[Figure dataset records]

start

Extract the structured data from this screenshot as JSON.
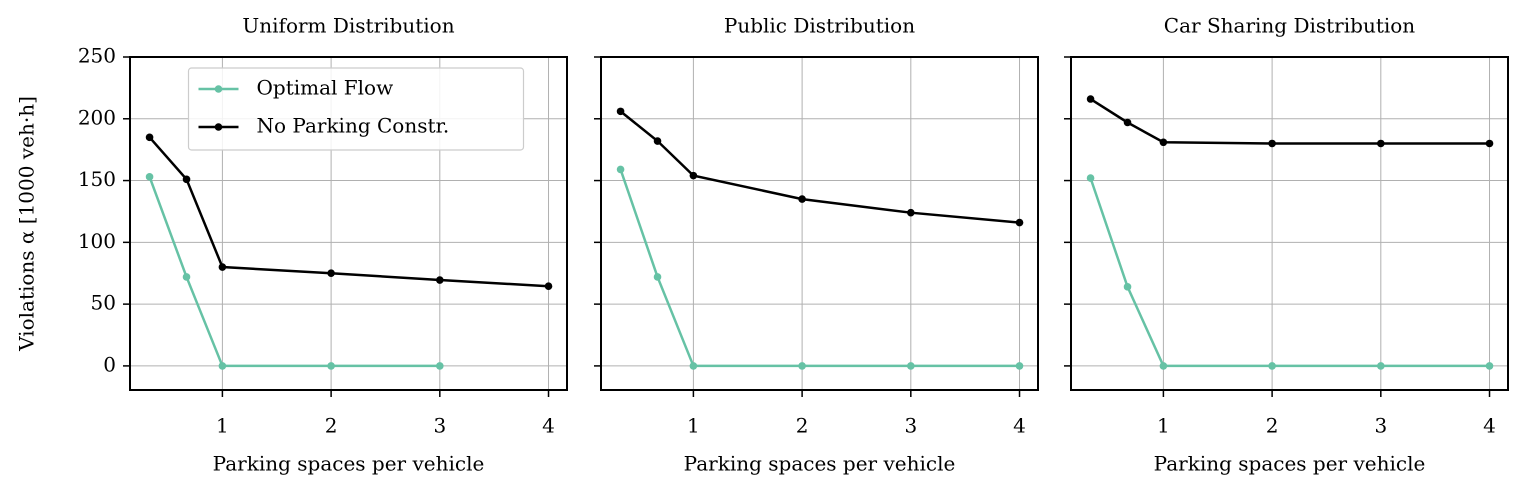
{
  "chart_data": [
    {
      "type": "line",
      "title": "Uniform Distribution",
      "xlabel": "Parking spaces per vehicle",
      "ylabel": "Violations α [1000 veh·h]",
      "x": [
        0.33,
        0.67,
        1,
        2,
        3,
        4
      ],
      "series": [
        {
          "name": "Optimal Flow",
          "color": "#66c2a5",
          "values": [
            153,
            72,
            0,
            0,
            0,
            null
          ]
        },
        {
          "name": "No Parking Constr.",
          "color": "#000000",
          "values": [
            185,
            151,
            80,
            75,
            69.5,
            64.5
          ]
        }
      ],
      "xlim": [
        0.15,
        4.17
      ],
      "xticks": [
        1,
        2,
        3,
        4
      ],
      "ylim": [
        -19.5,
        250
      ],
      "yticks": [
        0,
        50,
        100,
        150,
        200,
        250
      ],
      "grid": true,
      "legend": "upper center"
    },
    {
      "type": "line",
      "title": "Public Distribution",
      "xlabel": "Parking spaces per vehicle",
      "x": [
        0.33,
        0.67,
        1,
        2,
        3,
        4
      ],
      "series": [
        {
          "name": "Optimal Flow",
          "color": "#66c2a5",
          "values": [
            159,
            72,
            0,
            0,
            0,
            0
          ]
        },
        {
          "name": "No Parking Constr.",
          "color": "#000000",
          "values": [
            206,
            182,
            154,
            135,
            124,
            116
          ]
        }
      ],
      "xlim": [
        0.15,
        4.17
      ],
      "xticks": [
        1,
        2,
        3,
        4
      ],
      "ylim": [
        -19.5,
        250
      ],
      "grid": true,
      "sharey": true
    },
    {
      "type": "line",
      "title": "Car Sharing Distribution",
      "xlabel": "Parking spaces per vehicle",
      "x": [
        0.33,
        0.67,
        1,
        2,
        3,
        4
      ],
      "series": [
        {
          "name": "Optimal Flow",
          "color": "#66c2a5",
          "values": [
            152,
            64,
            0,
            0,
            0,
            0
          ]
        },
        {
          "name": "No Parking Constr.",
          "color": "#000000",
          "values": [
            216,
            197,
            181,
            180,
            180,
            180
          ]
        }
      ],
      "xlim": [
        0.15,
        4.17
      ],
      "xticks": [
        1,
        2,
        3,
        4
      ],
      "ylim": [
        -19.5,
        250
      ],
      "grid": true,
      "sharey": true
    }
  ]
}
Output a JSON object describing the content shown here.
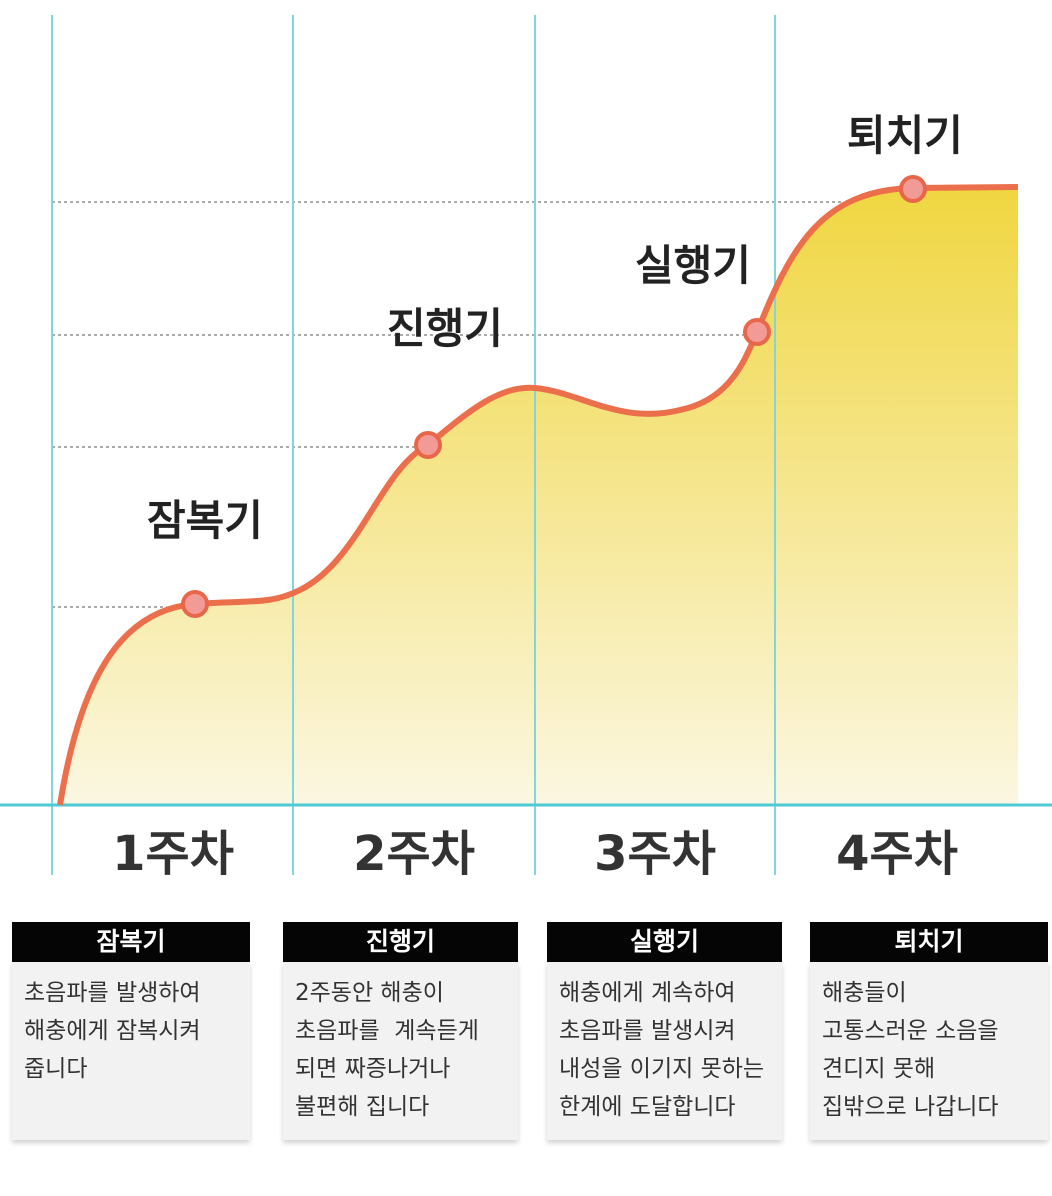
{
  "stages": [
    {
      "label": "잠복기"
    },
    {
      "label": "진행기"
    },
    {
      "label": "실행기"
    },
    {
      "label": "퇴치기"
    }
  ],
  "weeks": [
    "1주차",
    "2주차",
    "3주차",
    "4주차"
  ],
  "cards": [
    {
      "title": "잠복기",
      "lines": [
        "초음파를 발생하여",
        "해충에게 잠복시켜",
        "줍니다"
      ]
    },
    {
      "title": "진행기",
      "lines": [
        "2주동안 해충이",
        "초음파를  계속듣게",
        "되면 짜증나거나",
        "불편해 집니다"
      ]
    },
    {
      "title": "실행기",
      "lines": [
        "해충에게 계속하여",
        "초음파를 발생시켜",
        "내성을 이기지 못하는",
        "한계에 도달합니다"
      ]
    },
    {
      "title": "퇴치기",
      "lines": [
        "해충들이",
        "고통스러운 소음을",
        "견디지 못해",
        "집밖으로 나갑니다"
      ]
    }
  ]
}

end

◆ Work to complete
From the entries above, select each line containing the string "JSON".

◆ Finished answer
Extract the structured data from this screenshot as JSON.
Output a JSON object describing the content shown here.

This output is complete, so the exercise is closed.